# [Given exercise]
Copy each record exactly as it reads, leaving out any pictures it holds.

Records excerpted from a collection
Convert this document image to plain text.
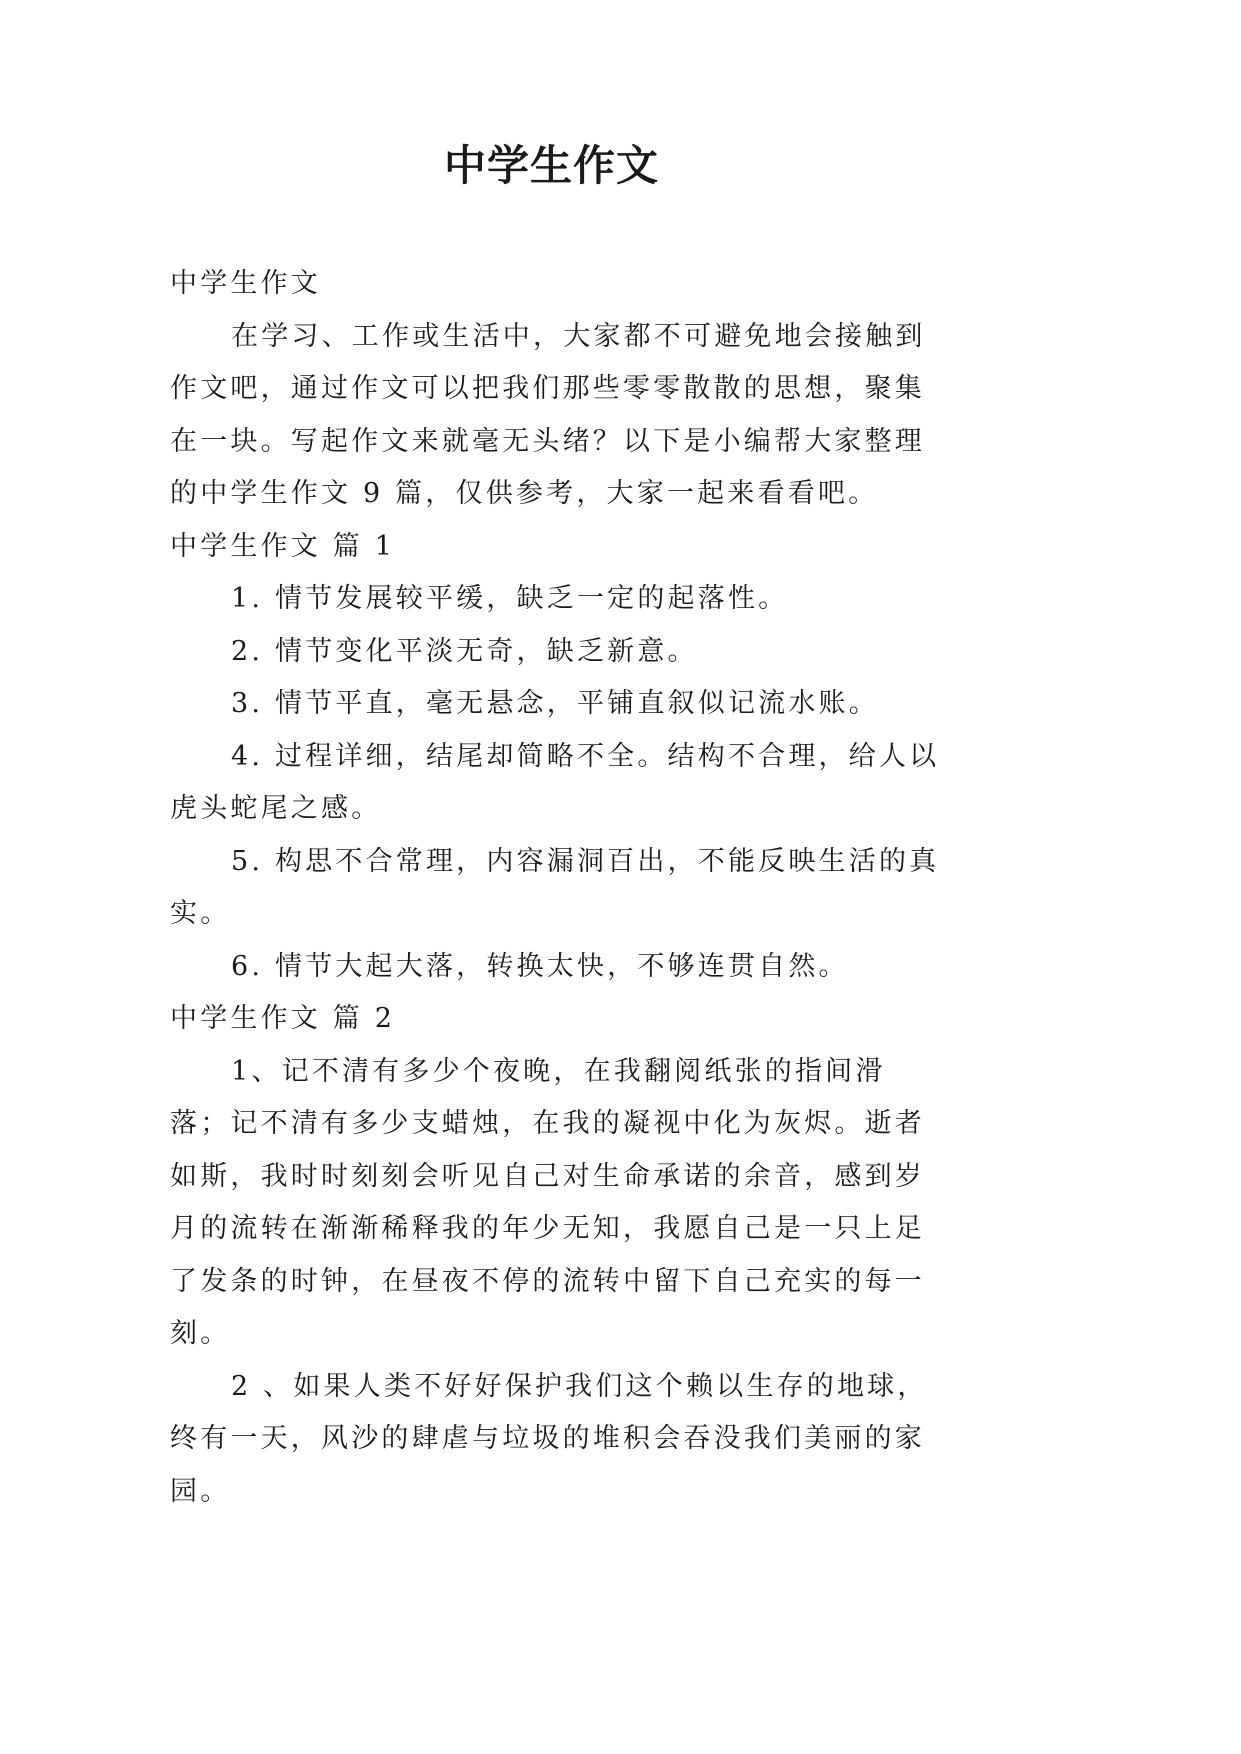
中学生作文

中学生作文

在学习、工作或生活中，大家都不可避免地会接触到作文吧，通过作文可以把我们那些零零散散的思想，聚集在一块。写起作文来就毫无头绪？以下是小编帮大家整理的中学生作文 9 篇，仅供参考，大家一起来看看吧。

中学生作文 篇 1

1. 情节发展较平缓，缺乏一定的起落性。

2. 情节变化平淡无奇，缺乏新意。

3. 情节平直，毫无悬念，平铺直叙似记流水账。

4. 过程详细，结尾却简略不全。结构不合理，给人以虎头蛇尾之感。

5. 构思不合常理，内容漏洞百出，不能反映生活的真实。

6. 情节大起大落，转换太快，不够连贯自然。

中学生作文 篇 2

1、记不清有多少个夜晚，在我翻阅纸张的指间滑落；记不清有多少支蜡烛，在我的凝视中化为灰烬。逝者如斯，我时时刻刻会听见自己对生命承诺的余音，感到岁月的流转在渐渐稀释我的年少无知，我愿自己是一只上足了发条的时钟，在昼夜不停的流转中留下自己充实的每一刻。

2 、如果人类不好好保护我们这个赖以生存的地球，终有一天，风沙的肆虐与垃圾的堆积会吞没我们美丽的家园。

# [Result of this exercise]
Convert this document image to plain text.
中学生作文

中学生作文

在学习、工作或生活中，大家都不可避免地会接触到作文吧，通过作文可以把我们那些零零散散的思想，聚集在一块。写起作文来就毫无头绪？以下是小编帮大家整理的中学生作文 9 篇，仅供参考，大家一起来看看吧。

中学生作文 篇 1

1. 情节发展较平缓，缺乏一定的起落性。

2. 情节变化平淡无奇，缺乏新意。

3. 情节平直，毫无悬念，平铺直叙似记流水账。

4. 过程详细，结尾却简略不全。结构不合理，给人以虎头蛇尾之感。

5. 构思不合常理，内容漏洞百出，不能反映生活的真实。

6. 情节大起大落，转换太快，不够连贯自然。

中学生作文 篇 2

1、记不清有多少个夜晚，在我翻阅纸张的指间滑落；记不清有多少支蜡烛，在我的凝视中化为灰烬。逝者如斯，我时时刻刻会听见自己对生命承诺的余音，感到岁月的流转在渐渐稀释我的年少无知，我愿自己是一只上足了发条的时钟，在昼夜不停的流转中留下自己充实的每一刻。

2 、如果人类不好好保护我们这个赖以生存的地球，终有一天，风沙的肆虐与垃圾的堆积会吞没我们美丽的家园。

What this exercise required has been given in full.